§ Requirement:
In the listing below, locate the lines bearing the word "råden". Copy every one of them.

§ Given information:
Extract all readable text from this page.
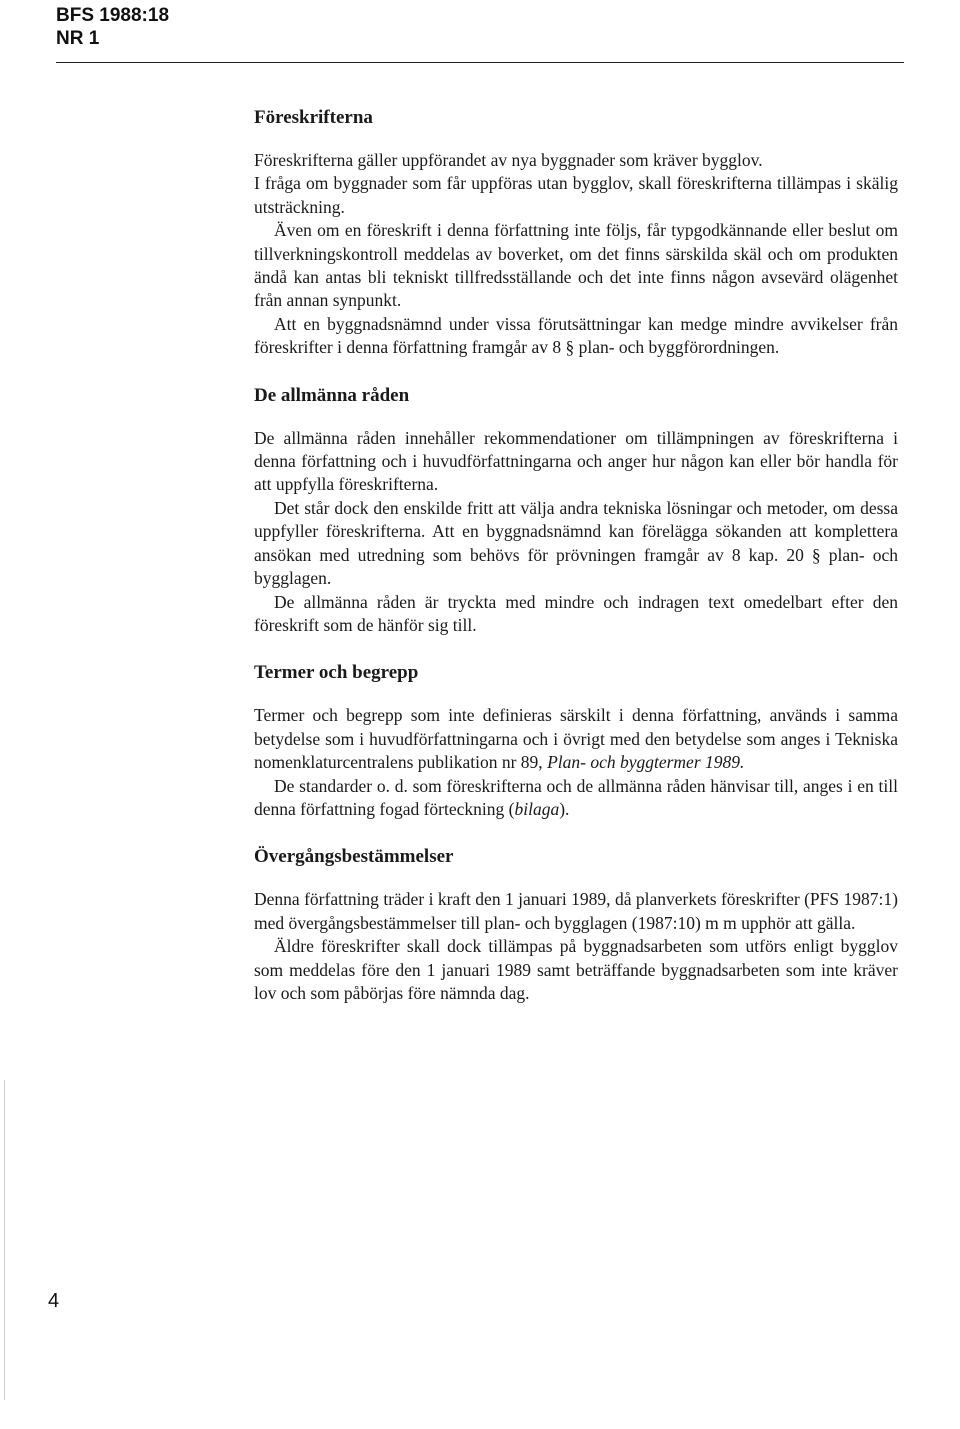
BFS 1988:18
NR 1
Föreskrifterna

Föreskrifterna gäller uppförandet av nya byggnader som kräver bygglov.

I fråga om byggnader som får uppföras utan bygglov, skall föreskrifterna tillämpas i skälig utsträckning.

Även om en föreskrift i denna författning inte följs, får typgodkännande eller beslut om tillverkningskontroll meddelas av boverket, om det finns särskilda skäl och om produkten ändå kan antas bli tekniskt tillfredsställande och det inte finns någon avsevärd olägenhet från annan synpunkt.

Att en byggnadsnämnd under vissa förutsättningar kan medge mindre avvikelser från föreskrifter i denna författning framgår av 8 § plan- och byggförordningen.

De allmänna råden

De allmänna råden innehåller rekommendationer om tillämpningen av föreskrifterna i denna författning och i huvudförfattningarna och anger hur någon kan eller bör handla för att uppfylla föreskrifterna.

Det står dock den enskilde fritt att välja andra tekniska lösningar och metoder, om dessa uppfyller föreskrifterna. Att en byggnadsnämnd kan förelägga sökanden att komplettera ansökan med utredning som behövs för prövningen framgår av 8 kap. 20 § plan- och bygglagen.

De allmänna råden är tryckta med mindre och indragen text omedelbart efter den föreskrift som de hänför sig till.

Termer och begrepp

Termer och begrepp som inte definieras särskilt i denna författning, används i samma betydelse som i huvudförfattningarna och i övrigt med den betydelse som anges i Tekniska nomenklaturcentralens publikation nr 89, Plan- och byggtermer 1989.

De standarder o. d. som föreskrifterna och de allmänna råden hänvisar till, anges i en till denna författning fogad förteckning (bilaga).

Övergångsbestämmelser

Denna författning träder i kraft den 1 januari 1989, då planverkets föreskrifter (PFS 1987:1) med övergångsbestämmelser till plan- och bygglagen (1987:10) m m upphör att gälla.

Äldre föreskrifter skall dock tillämpas på byggnadsarbeten som utförs enligt bygglov som meddelas före den 1 januari 1989 samt beträffande byggnadsarbeten som inte kräver lov och som påbörjas före nämnda dag.

4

§ Output:
De allmänna råden
De allmänna råden innehåller rekommendationer om tillämpningen av föreskrifterna i denna författning och i huvudförfattningarna och anger hur någon kan eller bör handla för att uppfylla föreskrifterna.
De allmänna råden är tryckta med mindre och indragen text omedelbart efter den föreskrift som de hänför sig till.
De standarder o. d. som föreskrifterna och de allmänna råden hänvisar till, anges i en till denna författning fogad förteckning (bilaga).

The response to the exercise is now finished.